GIVEN TASK: Of all the lines in the records below, how many hold the word "albumine"? Give the number alone.
+++ LISTING +++
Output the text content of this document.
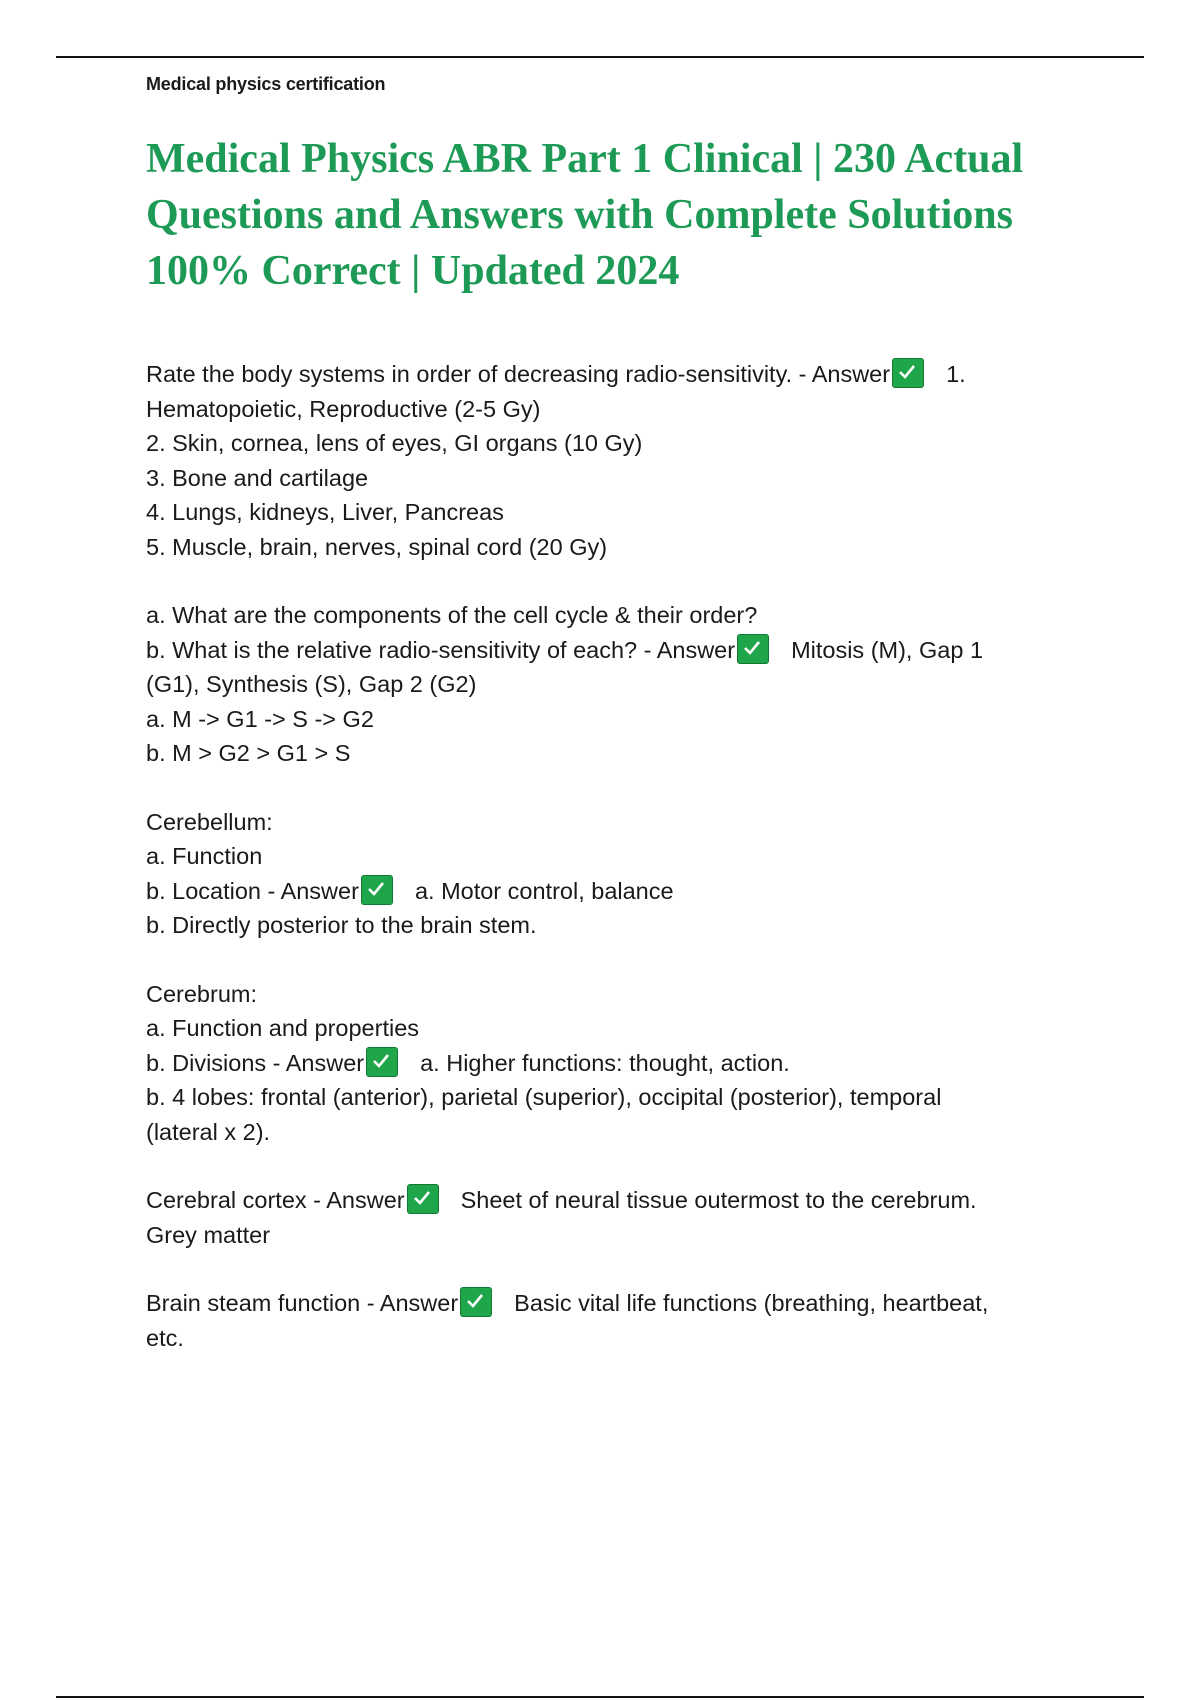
Medical physics certification
Medical Physics ABR Part 1 Clinical | 230 Actual Questions and Answers with Complete Solutions 100% Correct | Updated 2024
Rate the body systems in order of decreasing radio-sensitivity. - Answer 1.
Hematopoietic, Reproductive (2-5 Gy)
2. Skin, cornea, lens of eyes, GI organs (10 Gy)
3. Bone and cartilage
4. Lungs, kidneys, Liver, Pancreas
5. Muscle, brain, nerves, spinal cord (20 Gy)
a. What are the components of the cell cycle & their order?
b. What is the relative radio-sensitivity of each? - Answer Mitosis (M), Gap 1
(G1), Synthesis (S), Gap 2 (G2)
a. M -> G1 -> S -> G2
b. M > G2 > G1 > S
Cerebellum:
a. Function
b. Location - Answer a. Motor control, balance
b. Directly posterior to the brain stem.
Cerebrum:
a. Function and properties
b. Divisions - Answer a. Higher functions: thought, action.
b. 4 lobes: frontal (anterior), parietal (superior), occipital (posterior), temporal
(lateral x 2).
Cerebral cortex - Answer Sheet of neural tissue outermost to the cerebrum.
Grey matter
Brain steam function - Answer Basic vital life functions (breathing, heartbeat,
etc.
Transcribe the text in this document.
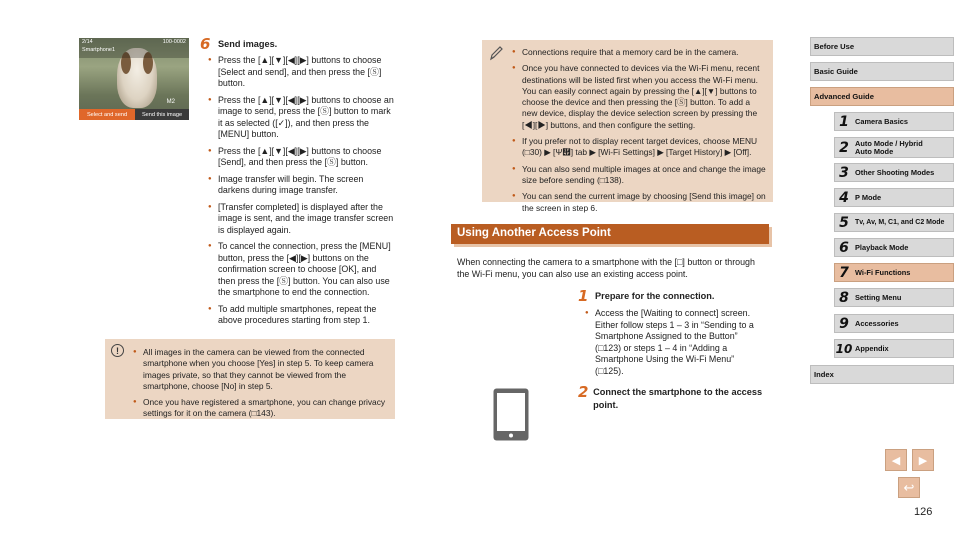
2/14	100-0002
Smartphone1
M2
Select and send	Send this image
6 Send images.
● Press the [▲][▼][◀][▶] buttons to choose [Select and send], and then press the [Ⓢ] button.
● Press the [▲][▼][◀][▶] buttons to choose an image to send, press the [Ⓢ] button to mark it as selected ([✓]), and then press the [MENU] button.
● Press the [▲][▼][◀][▶] buttons to choose [Send], and then press the [Ⓢ] button.
● Image transfer will begin. The screen darkens during image transfer.
● [Transfer completed] is displayed after the image is sent, and the image transfer screen is displayed again.
● To cancel the connection, press the [MENU] button, press the [◀][▶] buttons on the confirmation screen to choose [OK], and then press the [Ⓢ] button. You can also use the smartphone to end the connection.
● To add multiple smartphones, repeat the above procedures starting from step 1.
!
●	All images in the camera can be viewed from the connected smartphone when you choose [Yes] in step 5. To keep camera images private, so that they cannot be viewed from the smartphone, choose [No] in step 5.
● Once you have registered a smartphone, you can change privacy settings for it on the camera (□143).
● Connections require that a memory card be in the camera.
● Once you have connected to devices via the Wi-Fi menu, recent destinations will be listed first when you access the Wi-Fi menu. You can easily connect again by pressing the [▲][▼] buttons to choose the device and then pressing the [Ⓢ] button. To add a new device, display the device selection screen by pressing the [◀][▶] buttons, and then configure the setting.
● If you prefer not to display recent target devices, choose MENU (□30) ▶ [Ψ὏] tab ▶ [Wi-Fi Settings] ▶ [Target History] ▶ [Off].
● You can also send multiple images at once and change the image size before sending (□138).
● You can send the current image by choosing [Send this image] on the screen in step 6.
Using Another Access Point
When connecting the camera to a smartphone with the [□] button or through the Wi-Fi menu, you can also use an existing access point.
1 Prepare for the connection.
● Access the [Waiting to connect] screen. Either follow steps 1 – 3 in “Sending to a Smartphone Assigned to the Button” (□123) or steps 1 – 4 in “Adding a Smartphone Using the Wi-Fi Menu” (□125).
2 Connect the smartphone to the access point.
Before Use
Basic Guide
Advanced Guide
1 Camera Basics
2 Auto Mode / Hybrid Auto Mode
3 Other Shooting Modes
4 P Mode
5 Tv, Av, M, C1, and C2 Mode
6 Playback Mode
7 Wi-Fi Functions
8 Setting Menu
9 Accessories
10 Appendix
Index
◀ ▶
↩
126
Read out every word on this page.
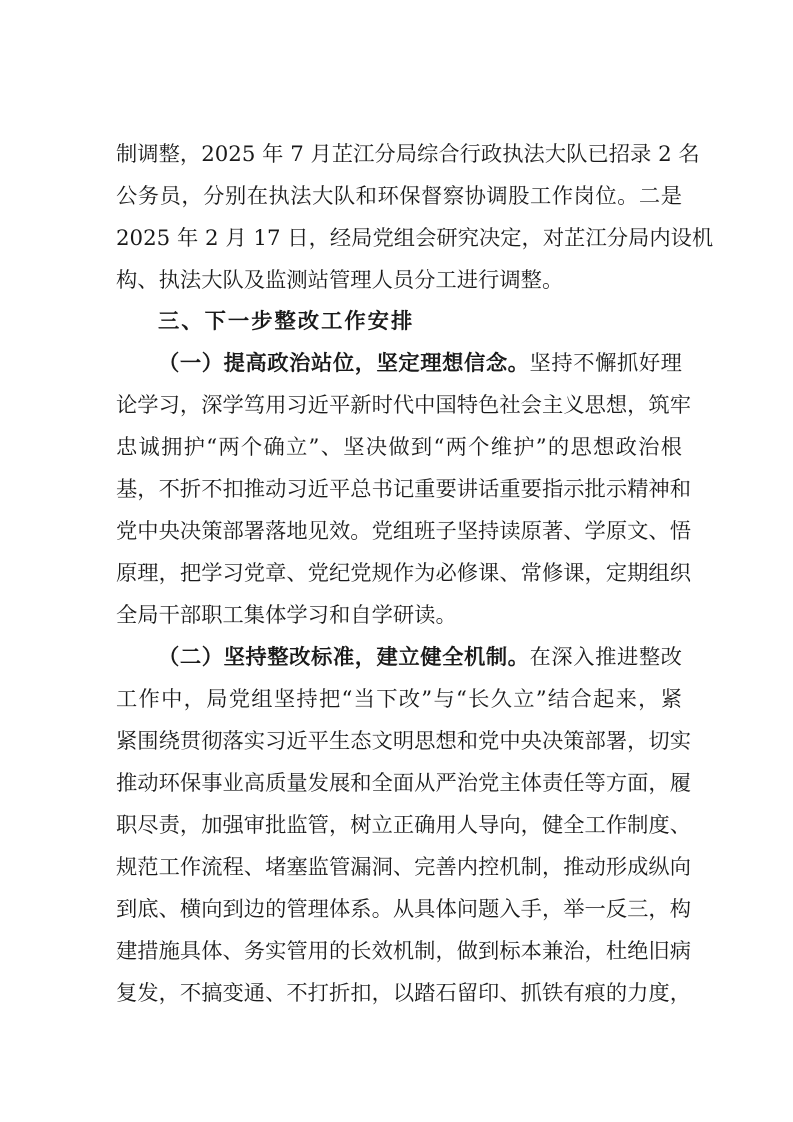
制调整，2025 年 7 月芷江分局综合行政执法大队已招录 2 名
公务员，分别在执法大队和环保督察协调股工作岗位。二是
2025 年 2 月 17 日，经局党组会研究决定，对芷江分局内设机
构、执法大队及监测站管理人员分工进行调整。
三、下一步整改工作安排
（一）提高政治站位，坚定理想信念。坚持不懈抓好理
论学习，深学笃用习近平新时代中国特色社会主义思想，筑牢
忠诚拥护“两个确立”、坚决做到“两个维护”的思想政治根
基，不折不扣推动习近平总书记重要讲话重要指示批示精神和
党中央决策部署落地见效。党组班子坚持读原著、学原文、悟
原理，把学习党章、党纪党规作为必修课、常修课，定期组织
全局干部职工集体学习和自学研读。
（二）坚持整改标准，建立健全机制。在深入推进整改
工作中，局党组坚持把“当下改”与“长久立”结合起来，紧
紧围绕贯彻落实习近平生态文明思想和党中央决策部署，切实
推动环保事业高质量发展和全面从严治党主体责任等方面，履
职尽责，加强审批监管，树立正确用人导向，健全工作制度、
规范工作流程、堵塞监管漏洞、完善内控机制，推动形成纵向
到底、横向到边的管理体系。从具体问题入手，举一反三，构
建措施具体、务实管用的长效机制，做到标本兼治，杜绝旧病
复发，不搞变通、不打折扣，以踏石留印、抓铁有痕的力度，
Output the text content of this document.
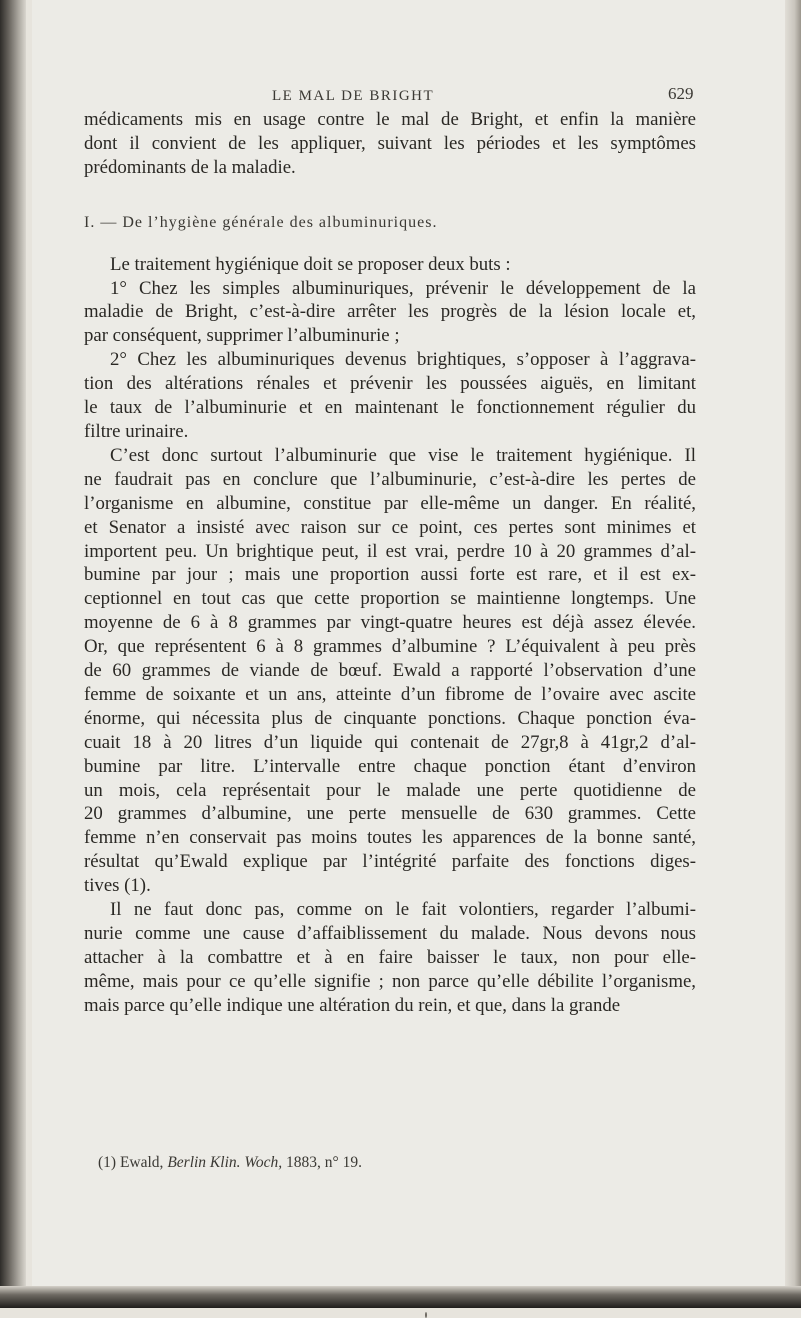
LE MAL DE BRIGHT	629

médicaments mis en usage contre le mal de Bright, et enfin la manière
dont il convient de les appliquer, suivant les périodes et les symptômes
prédominants de la maladie.

I. — De l’hygiène générale des albuminuriques.

Le traitement hygiénique doit se proposer deux buts :

1° Chez les simples albuminuriques, prévenir le développement de la
maladie de Bright, c’est-à-dire arrêter les progrès de la lésion locale et,
par conséquent, supprimer l’albuminurie ;

2° Chez les albuminuriques devenus brightiques, s’opposer à l’aggrava-
tion des altérations rénales et prévenir les poussées aiguës, en limitant
le taux de l’albuminurie et en maintenant le fonctionnement régulier du
filtre urinaire.

C’est donc surtout l’albuminurie que vise le traitement hygiénique. Il
ne faudrait pas en conclure que l’albuminurie, c’est-à-dire les pertes de
l’organisme en albumine, constitue par elle-même un danger. En réalité,
et Senator a insisté avec raison sur ce point, ces pertes sont minimes et
importent peu. Un brightique peut, il est vrai, perdre 10 à 20 grammes d’al-
bumine par jour ; mais une proportion aussi forte est rare, et il est ex-
ceptionnel en tout cas que cette proportion se maintienne longtemps. Une
moyenne de 6 à 8 grammes par vingt-quatre heures est déjà assez élevée.
Or, que représentent 6 à 8 grammes d’albumine ? L’équivalent à peu près
de 60 grammes de viande de bœuf. Ewald a rapporté l’observation d’une
femme de soixante et un ans, atteinte d’un fibrome de l’ovaire avec ascite
énorme, qui nécessita plus de cinquante ponctions. Chaque ponction éva-
cuait 18 à 20 litres d’un liquide qui contenait de 27gr,8 à 41gr,2 d’al-
bumine par litre. L’intervalle entre chaque ponction étant d’environ
un mois, cela représentait pour le malade une perte quotidienne de
20 grammes d’albumine, une perte mensuelle de 630 grammes. Cette
femme n’en conservait pas moins toutes les apparences de la bonne santé,
résultat qu’Ewald explique par l’intégrité parfaite des fonctions diges-
tives (1).

Il ne faut donc pas, comme on le fait volontiers, regarder l’albumi-
nurie comme une cause d’affaiblissement du malade. Nous devons nous
attacher à la combattre et à en faire baisser le taux, non pour elle-
même, mais pour ce qu’elle signifie ; non parce qu’elle débilite l’organisme,
mais parce qu’elle indique une altération du rein, et que, dans la grande

(1) Ewald, Berlin Klin. Woch, 1883, n° 19.
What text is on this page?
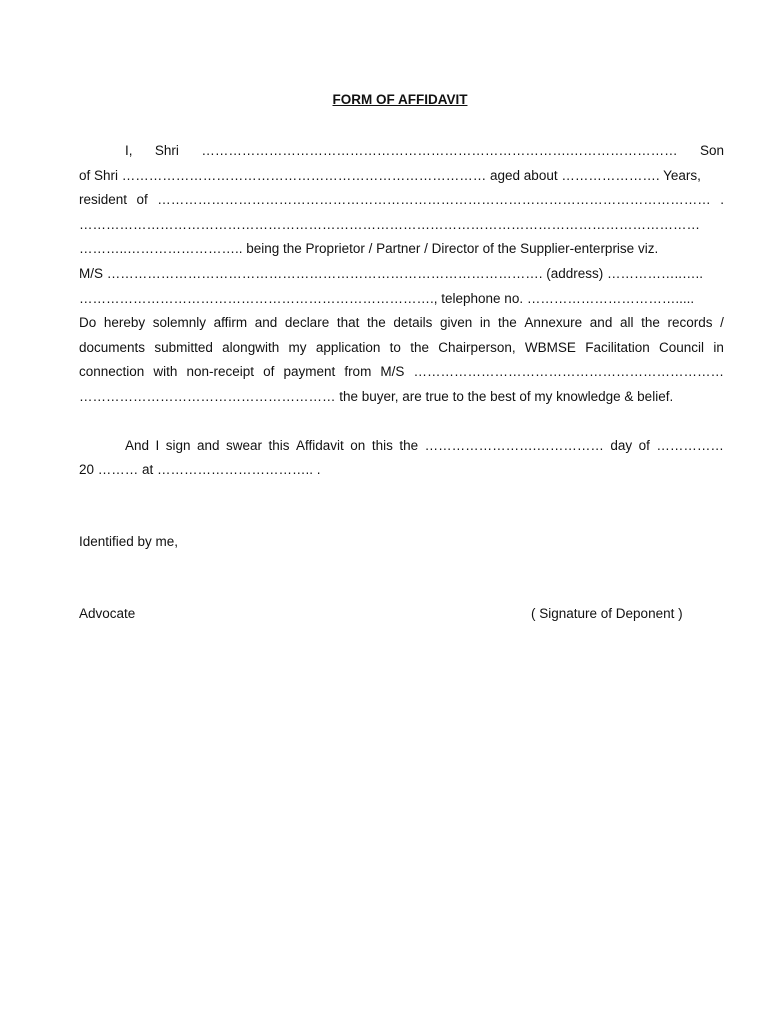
FORM OF AFFIDAVIT
I, Shri ……………………………………………………………………….…………………… Son
of Shri ……………………………………………………………………… aged about …………………. Years,
resident of …………………………………………………………………………………………………………… .
…………………………………………………………………………………………………………………………
………..…………………….. being the Proprietor / Partner / Director of the Supplier-enterprise viz.
M/S ……………………………………………………………………………………. (address) ……………..…..
……………………………………………………………………., telephone no. …………………………….....
Do hereby solemnly affirm and declare that the details given in the Annexure and all the records /
documents submitted alongwith my application to the Chairperson, WBMSE Facilitation Council in
connection with non-receipt of payment from M/S ……………………………………………………………
………………………………………………… the buyer, are true to the best of my knowledge & belief.
And I sign and swear this Affidavit on this the …………………….…………… day of ……………
20 ……… at …………………………….. .
Identified by me,
Advocate	( Signature of Deponent )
+++
WRITTEN REPLY: 3